- Aim -
Reproduce all of the data exactly, with no line skipped.

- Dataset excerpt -
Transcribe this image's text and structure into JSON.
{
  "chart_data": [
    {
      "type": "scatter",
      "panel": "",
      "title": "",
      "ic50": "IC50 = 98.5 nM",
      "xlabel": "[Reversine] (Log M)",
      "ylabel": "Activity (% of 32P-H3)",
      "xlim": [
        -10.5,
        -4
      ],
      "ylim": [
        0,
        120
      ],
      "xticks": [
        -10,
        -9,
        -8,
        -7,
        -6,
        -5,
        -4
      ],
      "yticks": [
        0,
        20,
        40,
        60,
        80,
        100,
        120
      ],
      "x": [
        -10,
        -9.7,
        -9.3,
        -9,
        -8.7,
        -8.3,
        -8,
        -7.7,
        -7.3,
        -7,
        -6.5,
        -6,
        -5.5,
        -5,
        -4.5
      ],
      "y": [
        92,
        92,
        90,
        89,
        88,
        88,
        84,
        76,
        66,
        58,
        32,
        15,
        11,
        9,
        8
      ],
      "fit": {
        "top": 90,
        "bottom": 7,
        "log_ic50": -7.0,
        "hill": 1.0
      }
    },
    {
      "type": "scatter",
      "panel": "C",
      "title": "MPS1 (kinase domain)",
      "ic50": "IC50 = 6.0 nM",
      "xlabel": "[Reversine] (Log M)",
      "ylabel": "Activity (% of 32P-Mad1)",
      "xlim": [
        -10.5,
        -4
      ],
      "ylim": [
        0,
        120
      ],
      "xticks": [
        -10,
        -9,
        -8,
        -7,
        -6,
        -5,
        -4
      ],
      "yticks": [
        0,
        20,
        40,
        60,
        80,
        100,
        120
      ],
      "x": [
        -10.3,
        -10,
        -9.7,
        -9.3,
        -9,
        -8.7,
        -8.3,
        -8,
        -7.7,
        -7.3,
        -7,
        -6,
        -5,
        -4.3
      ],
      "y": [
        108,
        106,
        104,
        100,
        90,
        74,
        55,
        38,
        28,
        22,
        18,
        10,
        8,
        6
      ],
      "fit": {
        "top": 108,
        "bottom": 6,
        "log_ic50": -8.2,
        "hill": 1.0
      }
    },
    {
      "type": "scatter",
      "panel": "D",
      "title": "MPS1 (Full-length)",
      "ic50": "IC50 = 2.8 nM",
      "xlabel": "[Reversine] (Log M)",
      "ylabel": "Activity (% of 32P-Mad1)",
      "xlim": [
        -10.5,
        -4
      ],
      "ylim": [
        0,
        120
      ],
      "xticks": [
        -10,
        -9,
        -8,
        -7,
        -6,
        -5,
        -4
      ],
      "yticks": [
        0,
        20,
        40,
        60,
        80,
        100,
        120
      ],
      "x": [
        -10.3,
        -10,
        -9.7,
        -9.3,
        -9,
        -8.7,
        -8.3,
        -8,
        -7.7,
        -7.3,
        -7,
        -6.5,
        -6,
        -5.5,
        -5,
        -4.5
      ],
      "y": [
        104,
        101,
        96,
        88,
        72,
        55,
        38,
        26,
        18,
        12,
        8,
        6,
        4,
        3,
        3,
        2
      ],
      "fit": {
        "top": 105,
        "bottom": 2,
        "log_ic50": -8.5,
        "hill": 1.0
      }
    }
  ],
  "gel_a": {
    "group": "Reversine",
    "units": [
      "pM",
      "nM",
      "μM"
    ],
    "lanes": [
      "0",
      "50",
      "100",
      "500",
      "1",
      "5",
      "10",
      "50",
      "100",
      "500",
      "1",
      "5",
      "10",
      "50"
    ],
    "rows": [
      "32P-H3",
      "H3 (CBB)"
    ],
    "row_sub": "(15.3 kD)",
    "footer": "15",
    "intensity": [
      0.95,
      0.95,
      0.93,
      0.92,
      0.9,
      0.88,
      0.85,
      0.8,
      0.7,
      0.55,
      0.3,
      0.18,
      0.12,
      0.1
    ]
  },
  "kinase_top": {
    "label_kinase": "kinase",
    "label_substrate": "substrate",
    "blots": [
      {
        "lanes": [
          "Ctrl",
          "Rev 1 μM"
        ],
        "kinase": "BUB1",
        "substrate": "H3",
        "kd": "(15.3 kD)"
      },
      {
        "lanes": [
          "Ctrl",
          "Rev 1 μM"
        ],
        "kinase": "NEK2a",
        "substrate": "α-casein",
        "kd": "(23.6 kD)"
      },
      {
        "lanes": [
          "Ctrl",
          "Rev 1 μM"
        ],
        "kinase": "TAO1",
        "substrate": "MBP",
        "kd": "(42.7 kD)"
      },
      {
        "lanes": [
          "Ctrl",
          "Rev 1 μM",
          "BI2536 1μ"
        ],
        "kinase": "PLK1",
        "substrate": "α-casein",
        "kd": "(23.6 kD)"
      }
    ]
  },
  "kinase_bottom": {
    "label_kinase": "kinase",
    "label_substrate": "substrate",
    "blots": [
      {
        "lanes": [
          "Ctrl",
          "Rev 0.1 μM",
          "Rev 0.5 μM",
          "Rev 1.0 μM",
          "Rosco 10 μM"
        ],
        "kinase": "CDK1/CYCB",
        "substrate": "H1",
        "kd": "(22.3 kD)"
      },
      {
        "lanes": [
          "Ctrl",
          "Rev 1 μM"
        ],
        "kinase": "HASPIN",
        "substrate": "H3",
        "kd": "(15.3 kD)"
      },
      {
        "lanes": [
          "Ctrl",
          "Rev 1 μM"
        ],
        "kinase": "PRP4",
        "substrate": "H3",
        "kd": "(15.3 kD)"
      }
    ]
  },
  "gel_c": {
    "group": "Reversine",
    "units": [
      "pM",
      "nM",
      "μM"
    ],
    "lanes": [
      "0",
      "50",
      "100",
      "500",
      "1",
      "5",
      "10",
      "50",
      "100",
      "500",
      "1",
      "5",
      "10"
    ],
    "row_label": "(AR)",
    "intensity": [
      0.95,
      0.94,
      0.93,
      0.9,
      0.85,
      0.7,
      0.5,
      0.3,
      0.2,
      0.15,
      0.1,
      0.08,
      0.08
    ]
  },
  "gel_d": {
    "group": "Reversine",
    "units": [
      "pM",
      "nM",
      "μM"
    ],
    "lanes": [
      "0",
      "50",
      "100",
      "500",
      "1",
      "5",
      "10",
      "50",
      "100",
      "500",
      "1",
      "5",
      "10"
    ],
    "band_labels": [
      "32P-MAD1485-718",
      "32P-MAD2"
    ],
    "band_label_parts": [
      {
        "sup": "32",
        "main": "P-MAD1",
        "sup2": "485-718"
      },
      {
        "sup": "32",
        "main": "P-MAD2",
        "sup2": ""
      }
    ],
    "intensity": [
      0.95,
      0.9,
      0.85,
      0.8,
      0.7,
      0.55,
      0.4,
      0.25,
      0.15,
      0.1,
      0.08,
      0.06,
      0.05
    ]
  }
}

- Complete output -
Transcribe this image's text and structure into JSON.
{
  "chart_data": [
    {
      "type": "scatter",
      "panel": "",
      "title": "",
      "ic50": "IC50 = 98.5 nM",
      "xlabel": "[Reversine] (Log M)",
      "ylabel": "Activity (% of 32P-H3)",
      "xlim": [
        -10.5,
        -4
      ],
      "ylim": [
        0,
        120
      ],
      "xticks": [
        -10,
        -9,
        -8,
        -7,
        -6,
        -5,
        -4
      ],
      "yticks": [
        0,
        20,
        40,
        60,
        80,
        100,
        120
      ],
      "x": [
        -10,
        -9.7,
        -9.3,
        -9,
        -8.7,
        -8.3,
        -8,
        -7.7,
        -7.3,
        -7,
        -6.5,
        -6,
        -5.5,
        -5,
        -4.5
      ],
      "y": [
        92,
        92,
        90,
        89,
        88,
        88,
        84,
        76,
        66,
        58,
        32,
        15,
        11,
        9,
        8
      ],
      "fit": {
        "top": 90,
        "bottom": 7,
        "log_ic50": -7.0,
        "hill": 1.0
      }
    },
    {
      "type": "scatter",
      "panel": "C",
      "title": "MPS1 (kinase domain)",
      "ic50": "IC50 = 6.0 nM",
      "xlabel": "[Reversine] (Log M)",
      "ylabel": "Activity (% of 32P-Mad1)",
      "xlim": [
        -10.5,
        -4
      ],
      "ylim": [
        0,
        120
      ],
      "xticks": [
        -10,
        -9,
        -8,
        -7,
        -6,
        -5,
        -4
      ],
      "yticks": [
        0,
        20,
        40,
        60,
        80,
        100,
        120
      ],
      "x": [
        -10.3,
        -10,
        -9.7,
        -9.3,
        -9,
        -8.7,
        -8.3,
        -8,
        -7.7,
        -7.3,
        -7,
        -6,
        -5,
        -4.3
      ],
      "y": [
        108,
        106,
        104,
        100,
        90,
        74,
        55,
        38,
        28,
        22,
        18,
        10,
        8,
        6
      ],
      "fit": {
        "top": 108,
        "bottom": 6,
        "log_ic50": -8.2,
        "hill": 1.0
      }
    },
    {
      "type": "scatter",
      "panel": "D",
      "title": "MPS1 (Full-length)",
      "ic50": "IC50 = 2.8 nM",
      "xlabel": "[Reversine] (Log M)",
      "ylabel": "Activity (% of 32P-Mad1)",
      "xlim": [
        -10.5,
        -4
      ],
      "ylim": [
        0,
        120
      ],
      "xticks": [
        -10,
        -9,
        -8,
        -7,
        -6,
        -5,
        -4
      ],
      "yticks": [
        0,
        20,
        40,
        60,
        80,
        100,
        120
      ],
      "x": [
        -10.3,
        -10,
        -9.7,
        -9.3,
        -9,
        -8.7,
        -8.3,
        -8,
        -7.7,
        -7.3,
        -7,
        -6.5,
        -6,
        -5.5,
        -5,
        -4.5
      ],
      "y": [
        104,
        101,
        96,
        88,
        72,
        55,
        38,
        26,
        18,
        12,
        8,
        6,
        4,
        3,
        3,
        2
      ],
      "fit": {
        "top": 105,
        "bottom": 2,
        "log_ic50": -8.5,
        "hill": 1.0
      }
    }
  ],
  "gel_a": {
    "group": "Reversine",
    "units": [
      "pM",
      "nM",
      "μM"
    ],
    "lanes": [
      "0",
      "50",
      "100",
      "500",
      "1",
      "5",
      "10",
      "50",
      "100",
      "500",
      "1",
      "5",
      "10",
      "50"
    ],
    "rows": [
      "32P-H3",
      "H3 (CBB)"
    ],
    "row_sub": "(15.3 kD)",
    "footer": "15",
    "intensity": [
      0.95,
      0.95,
      0.93,
      0.92,
      0.9,
      0.88,
      0.85,
      0.8,
      0.7,
      0.55,
      0.3,
      0.18,
      0.12,
      0.1
    ]
  },
  "kinase_top": {
    "label_kinase": "kinase",
    "label_substrate": "substrate",
    "blots": [
      {
        "lanes": [
          "Ctrl",
          "Rev 1 μM"
        ],
        "kinase": "BUB1",
        "substrate": "H3",
        "kd": "(15.3 kD)"
      },
      {
        "lanes": [
          "Ctrl",
          "Rev 1 μM"
        ],
        "kinase": "NEK2a",
        "substrate": "α-casein",
        "kd": "(23.6 kD)"
      },
      {
        "lanes": [
          "Ctrl",
          "Rev 1 μM"
        ],
        "kinase": "TAO1",
        "substrate": "MBP",
        "kd": "(42.7 kD)"
      },
      {
        "lanes": [
          "Ctrl",
          "Rev 1 μM",
          "BI2536 1μ"
        ],
        "kinase": "PLK1",
        "substrate": "α-casein",
        "kd": "(23.6 kD)"
      }
    ]
  },
  "kinase_bottom": {
    "label_kinase": "kinase",
    "label_substrate": "substrate",
    "blots": [
      {
        "lanes": [
          "Ctrl",
          "Rev 0.1 μM",
          "Rev 0.5 μM",
          "Rev 1.0 μM",
          "Rosco 10 μM"
        ],
        "kinase": "CDK1/CYCB",
        "substrate": "H1",
        "kd": "(22.3 kD)"
      },
      {
        "lanes": [
          "Ctrl",
          "Rev 1 μM"
        ],
        "kinase": "HASPIN",
        "substrate": "H3",
        "kd": "(15.3 kD)"
      },
      {
        "lanes": [
          "Ctrl",
          "Rev 1 μM"
        ],
        "kinase": "PRP4",
        "substrate": "H3",
        "kd": "(15.3 kD)"
      }
    ]
  },
  "gel_c": {
    "group": "Reversine",
    "units": [
      "pM",
      "nM",
      "μM"
    ],
    "lanes": [
      "0",
      "50",
      "100",
      "500",
      "1",
      "5",
      "10",
      "50",
      "100",
      "500",
      "1",
      "5",
      "10"
    ],
    "row_label": "(AR)",
    "intensity": [
      0.95,
      0.94,
      0.93,
      0.9,
      0.85,
      0.7,
      0.5,
      0.3,
      0.2,
      0.15,
      0.1,
      0.08,
      0.08
    ]
  },
  "gel_d": {
    "group": "Reversine",
    "units": [
      "pM",
      "nM",
      "μM"
    ],
    "lanes": [
      "0",
      "50",
      "100",
      "500",
      "1",
      "5",
      "10",
      "50",
      "100",
      "500",
      "1",
      "5",
      "10"
    ],
    "band_labels": [
      "32P-MAD1485-718",
      "32P-MAD2"
    ],
    "band_label_parts": [
      {
        "sup": "32",
        "main": "P-MAD1",
        "sup2": "485-718"
      },
      {
        "sup": "32",
        "main": "P-MAD2",
        "sup2": ""
      }
    ],
    "intensity": [
      0.95,
      0.9,
      0.85,
      0.8,
      0.7,
      0.55,
      0.4,
      0.25,
      0.15,
      0.1,
      0.08,
      0.06,
      0.05
    ]
  }
}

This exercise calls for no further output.